Output the material exactly, but drop every image it holds.

### RECORD SET
-- -- --
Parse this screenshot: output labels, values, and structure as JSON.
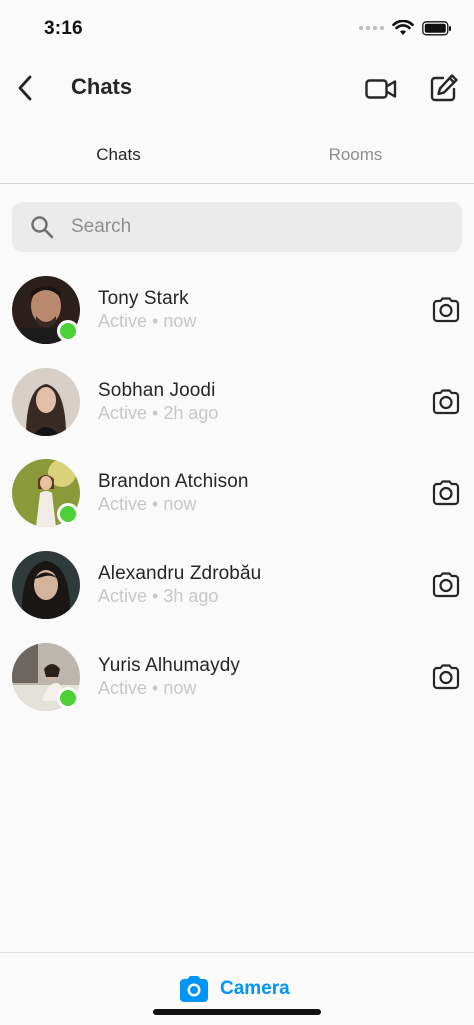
{
  "status_bar": {
    "time": "3:16"
  },
  "nav": {
    "title": "Chats"
  },
  "tabs": [
    {
      "label": "Chats",
      "active": true
    },
    {
      "label": "Rooms",
      "active": false
    }
  ],
  "search": {
    "placeholder": "Search"
  },
  "chats": [
    {
      "name": "Tony Stark",
      "status": "Active • now",
      "online": true
    },
    {
      "name": "Sobhan Joodi",
      "status": "Active • 2h ago",
      "online": false
    },
    {
      "name": "Brandon Atchison",
      "status": "Active • now",
      "online": true
    },
    {
      "name": "Alexandru Zdrobău",
      "status": "Active • 3h ago",
      "online": false
    },
    {
      "name": "Yuris Alhumaydy",
      "status": "Active • now",
      "online": true
    }
  ],
  "bottom": {
    "camera_label": "Camera"
  },
  "colors": {
    "accent": "#0095f6",
    "online": "#4cd137",
    "muted": "#c7c7c7"
  }
}
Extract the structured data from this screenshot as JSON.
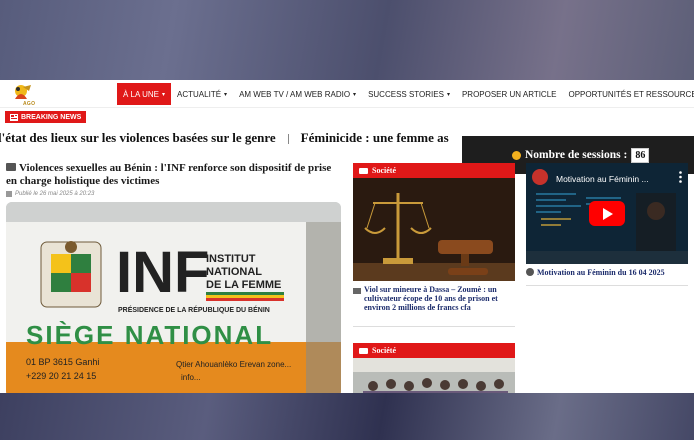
{
  "logo": {
    "text": "AGO COURE"
  },
  "nav": {
    "items": [
      {
        "label": "À LA UNE",
        "caret": "▾",
        "active": true
      },
      {
        "label": "ACTUALITÉ",
        "caret": "▾"
      },
      {
        "label": "AM WEB TV / AM WEB RADIO",
        "caret": "▾"
      },
      {
        "label": "SUCCESS STORIES",
        "caret": "▾"
      },
      {
        "label": "PROPOSER UN ARTICLE",
        "caret": ""
      },
      {
        "label": "OPPORTUNITÉS ET RESSOURCES",
        "caret": "▾"
      }
    ]
  },
  "breaking": {
    "label": "BREAKING NEWS",
    "ticker": [
      "l'état des lieux sur les violences basées sur le genre",
      "Féminicide : une femme as"
    ]
  },
  "sessions": {
    "label": "Nombre de sessions :",
    "count": "86"
  },
  "main_article": {
    "title": "Violences sexuelles au Bénin : l'INF renforce son dispositif de prise en charge holistique des victimes",
    "meta": "Publié le 26 mai 2025 à 20:23",
    "sign": {
      "inf": "INF",
      "line1": "INSTITUT",
      "line2": "NATIONAL",
      "line3": "DE LA FEMME",
      "presidence": "PRÉSIDENCE DE LA RÉPUBLIQUE DU BÉNIN",
      "siege": "SIÈGE NATIONAL",
      "bp": "01 BP 3615 Ganhi",
      "tel": "+229 20 21 24 15",
      "address": "Qtier Ahouanlèko Erevan zone...",
      "info": "info..."
    }
  },
  "middle": {
    "card1": {
      "category": "Société",
      "title": "Viol sur mineure à Dassa – Zoumè : un cultivateur écope de 10 ans de prison et environ 2 millions de francs cfa"
    },
    "card2": {
      "category": "Société"
    }
  },
  "right": {
    "video_title": "Motivation au Féminin ...",
    "caption": "Motivation au Féminin du 16 04 2025"
  },
  "colors": {
    "accent": "#e01818",
    "dark": "#1e1e1e",
    "link": "#1c2c6c"
  }
}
-- -- --
### REPLY
Parse this screenshot: output labels, values, and structure as JSON.
{
  "status_bar": {
    "time": "3:16"
  },
  "nav": {
    "title": "Chats"
  },
  "tabs": [
    {
      "label": "Chats",
      "active": true
    },
    {
      "label": "Rooms",
      "active": false
    }
  ],
  "search": {
    "placeholder": "Search"
  },
  "chats": [
    {
      "name": "Tony Stark",
      "status": "Active • now",
      "online": true
    },
    {
      "name": "Sobhan Joodi",
      "status": "Active • 2h ago",
      "online": false
    },
    {
      "name": "Brandon Atchison",
      "status": "Active • now",
      "online": true
    },
    {
      "name": "Alexandru Zdrobău",
      "status": "Active • 3h ago",
      "online": false
    },
    {
      "name": "Yuris Alhumaydy",
      "status": "Active • now",
      "online": true
    }
  ],
  "bottom": {
    "camera_label": "Camera"
  },
  "colors": {
    "accent": "#0095f6",
    "online": "#4cd137",
    "muted": "#c7c7c7"
  }
}
Extract the structured data from this screenshot as JSON.
{
  "logo": {
    "text": "AGO COURE"
  },
  "nav": {
    "items": [
      {
        "label": "À LA UNE",
        "caret": "▾",
        "active": true
      },
      {
        "label": "ACTUALITÉ",
        "caret": "▾"
      },
      {
        "label": "AM WEB TV / AM WEB RADIO",
        "caret": "▾"
      },
      {
        "label": "SUCCESS STORIES",
        "caret": "▾"
      },
      {
        "label": "PROPOSER UN ARTICLE",
        "caret": ""
      },
      {
        "label": "OPPORTUNITÉS ET RESSOURCES",
        "caret": "▾"
      }
    ]
  },
  "breaking": {
    "label": "BREAKING NEWS",
    "ticker": [
      "l'état des lieux sur les violences basées sur le genre",
      "Féminicide : une femme as"
    ]
  },
  "sessions": {
    "label": "Nombre de sessions :",
    "count": "86"
  },
  "main_article": {
    "title": "Violences sexuelles au Bénin : l'INF renforce son dispositif de prise en charge holistique des victimes",
    "meta": "Publié le 26 mai 2025 à 20:23",
    "sign": {
      "inf": "INF",
      "line1": "INSTITUT",
      "line2": "NATIONAL",
      "line3": "DE LA FEMME",
      "presidence": "PRÉSIDENCE DE LA RÉPUBLIQUE DU BÉNIN",
      "siege": "SIÈGE NATIONAL",
      "bp": "01 BP 3615 Ganhi",
      "tel": "+229 20 21 24 15",
      "address": "Qtier Ahouanlèko Erevan zone...",
      "info": "info..."
    }
  },
  "middle": {
    "card1": {
      "category": "Société",
      "title": "Viol sur mineure à Dassa – Zoumè : un cultivateur écope de 10 ans de prison et environ 2 millions de francs cfa"
    },
    "card2": {
      "category": "Société"
    }
  },
  "right": {
    "video_title": "Motivation au Féminin ...",
    "caption": "Motivation au Féminin du 16 04 2025"
  },
  "colors": {
    "accent": "#e01818",
    "dark": "#1e1e1e",
    "link": "#1c2c6c"
  }
}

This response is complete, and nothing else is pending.